Switch "marker-dot" to "marker-circle" everywhere in the data below, copy every other line unchanged, and omit the pictures.

+---+

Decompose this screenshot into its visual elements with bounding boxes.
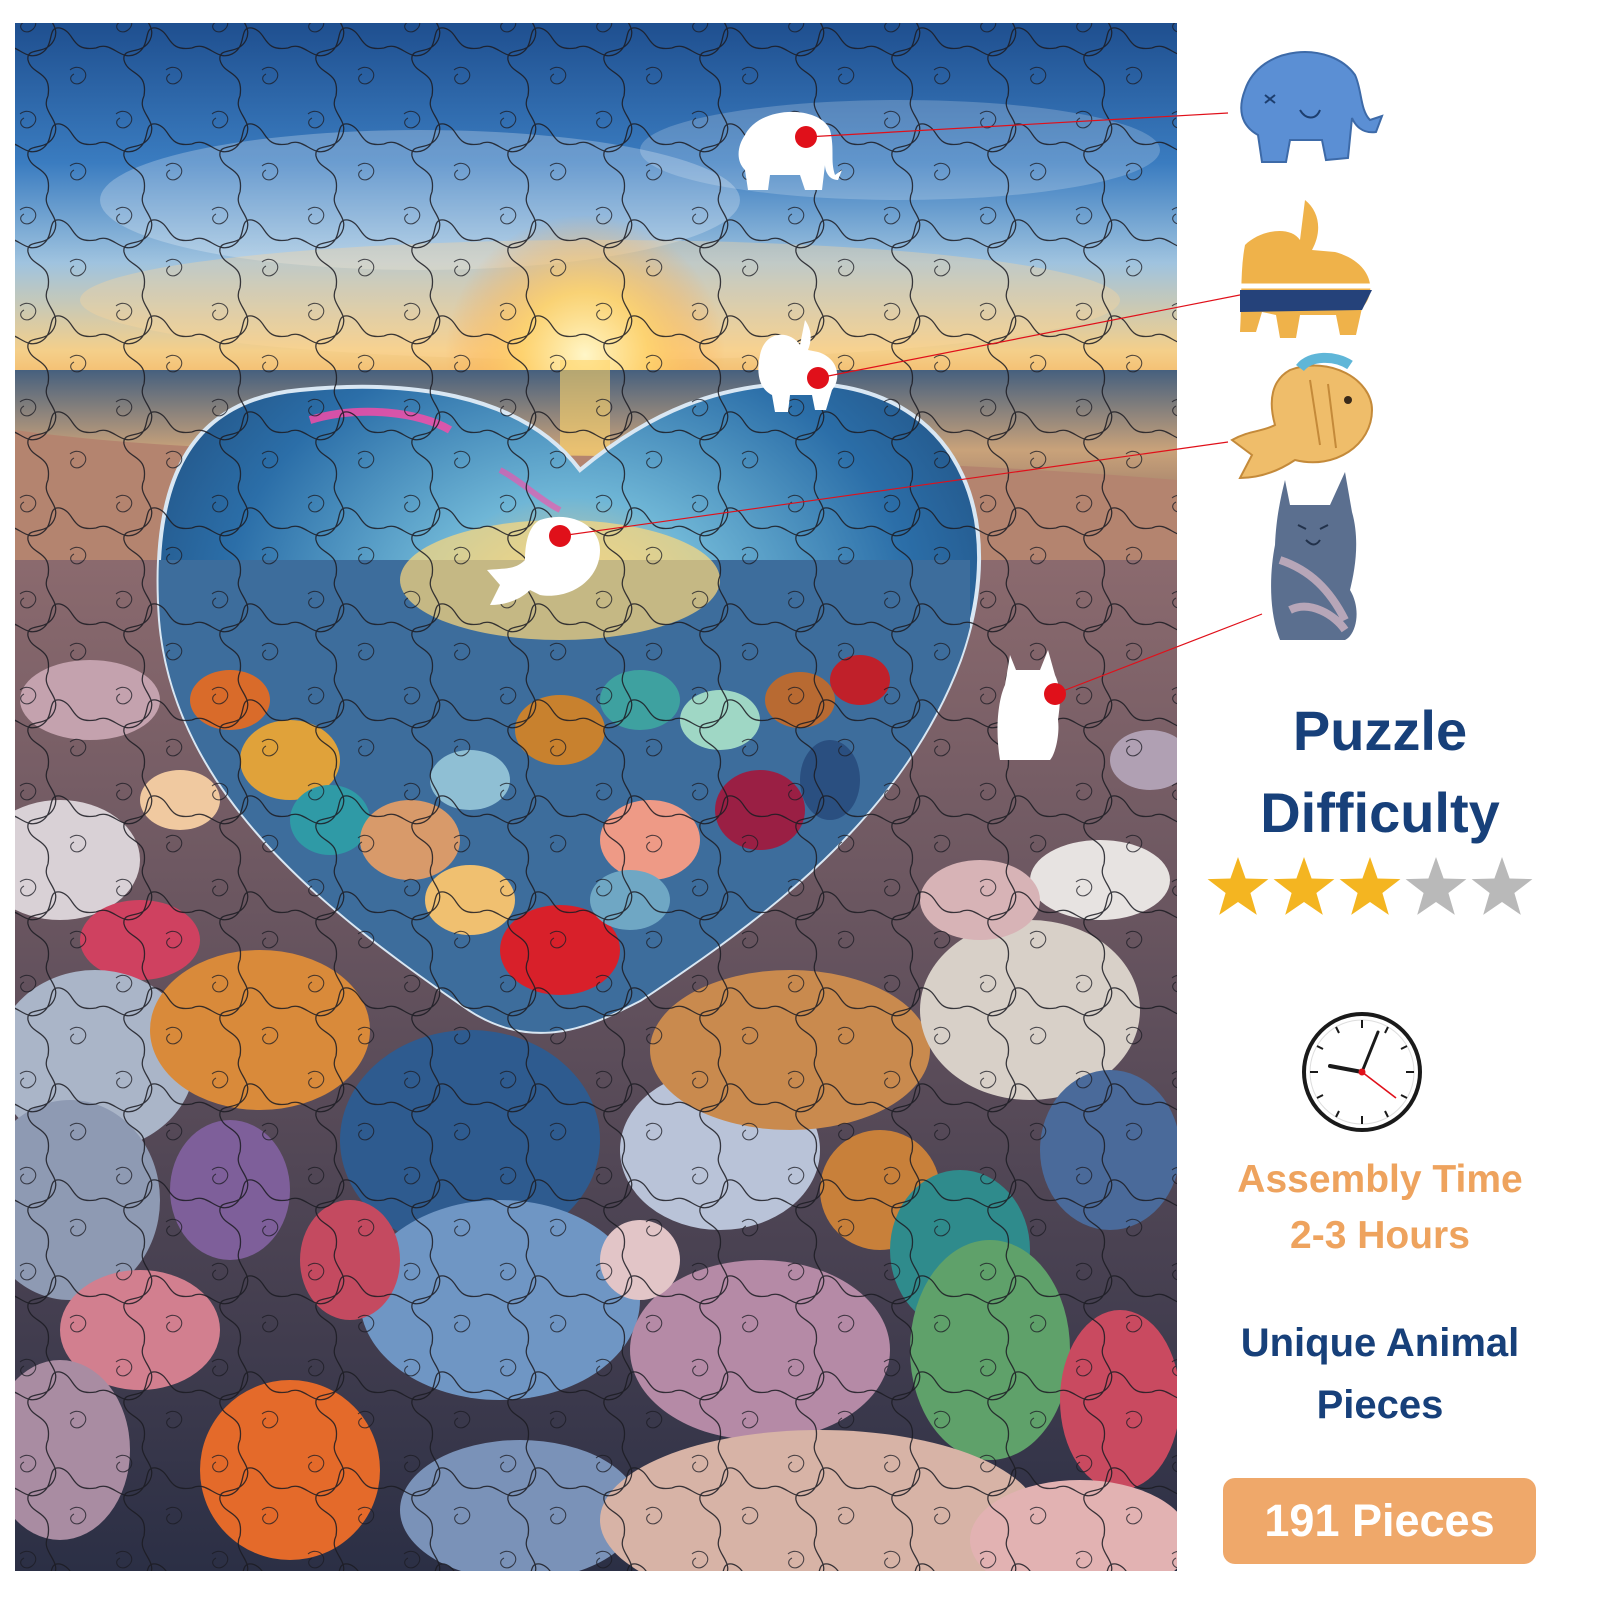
cat-icon <box>1271 472 1357 640</box>
star-filled-icon <box>1273 857 1335 915</box>
difficulty-rating <box>1207 857 1533 915</box>
star-filled-icon <box>1207 857 1269 915</box>
marker-dot <box>549 525 571 547</box>
difficulty-title-line1: Puzzle <box>1292 699 1468 762</box>
puzzle-photo <box>15 23 1177 1571</box>
marker-dot <box>1044 683 1066 705</box>
difficulty-title-line2: Difficulty <box>1260 781 1500 844</box>
feature-text-line1: Unique Animal <box>1240 1321 1520 1365</box>
difficulty-title: Puzzle Difficulty <box>1190 690 1570 854</box>
elephant-icon <box>1240 51 1384 163</box>
clock-icon <box>1302 1012 1422 1132</box>
assembly-time-label: Assembly Time <box>1237 1158 1523 1201</box>
feature-text-line2: Pieces <box>1316 1383 1444 1427</box>
assembly-time: Assembly Time 2-3 Hours <box>1190 1152 1570 1264</box>
marker-dot <box>795 126 817 148</box>
star-empty-icon <box>1405 857 1467 915</box>
feature-text: Unique Animal Pieces <box>1190 1312 1570 1436</box>
star-empty-icon <box>1471 857 1533 915</box>
star-filled-icon <box>1339 857 1401 915</box>
assembly-time-value: 2-3 Hours <box>1290 1214 1470 1257</box>
product-image: Puzzle Difficulty Assembly Time 2-3 Hour… <box>0 0 1600 1600</box>
sample-pieces <box>1230 51 1384 640</box>
fish-icon <box>1230 352 1374 480</box>
marker-dot <box>807 367 829 389</box>
pieces-count-label: 191 Pieces <box>1264 1495 1495 1546</box>
goat-icon <box>1240 200 1372 338</box>
jigsaw-cut-lines <box>15 23 1177 1571</box>
pieces-count-badge: 191 Pieces <box>1223 1478 1536 1564</box>
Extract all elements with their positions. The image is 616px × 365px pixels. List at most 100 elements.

+---+

§ TASK SOLUTION:
Decompose this screenshot into its visual elements with bounding boxes.
cat-icon <box>1271 472 1357 640</box>
star-filled-icon <box>1273 857 1335 915</box>
difficulty-rating <box>1207 857 1533 915</box>
star-filled-icon <box>1207 857 1269 915</box>
marker-circle <box>549 525 571 547</box>
difficulty-title-line1: Puzzle <box>1292 699 1468 762</box>
puzzle-photo <box>15 23 1177 1571</box>
marker-circle <box>1044 683 1066 705</box>
difficulty-title-line2: Difficulty <box>1260 781 1500 844</box>
feature-text-line1: Unique Animal <box>1240 1321 1520 1365</box>
difficulty-title: Puzzle Difficulty <box>1190 690 1570 854</box>
elephant-icon <box>1240 51 1384 163</box>
clock-icon <box>1302 1012 1422 1132</box>
assembly-time-label: Assembly Time <box>1237 1158 1523 1201</box>
feature-text-line2: Pieces <box>1316 1383 1444 1427</box>
assembly-time: Assembly Time 2-3 Hours <box>1190 1152 1570 1264</box>
marker-circle <box>795 126 817 148</box>
star-empty-icon <box>1405 857 1467 915</box>
feature-text: Unique Animal Pieces <box>1190 1312 1570 1436</box>
star-empty-icon <box>1471 857 1533 915</box>
star-filled-icon <box>1339 857 1401 915</box>
assembly-time-value: 2-3 Hours <box>1290 1214 1470 1257</box>
product-image: Puzzle Difficulty Assembly Time 2-3 Hour… <box>0 0 1600 1600</box>
sample-pieces <box>1230 51 1384 640</box>
fish-icon <box>1230 352 1374 480</box>
marker-circle <box>807 367 829 389</box>
pieces-count-label: 191 Pieces <box>1264 1495 1495 1546</box>
goat-icon <box>1240 200 1372 338</box>
jigsaw-cut-lines <box>15 23 1177 1571</box>
pieces-count-badge: 191 Pieces <box>1223 1478 1536 1564</box>
Extract all elements with their positions. The image is 616px × 365px pixels. List at most 100 elements.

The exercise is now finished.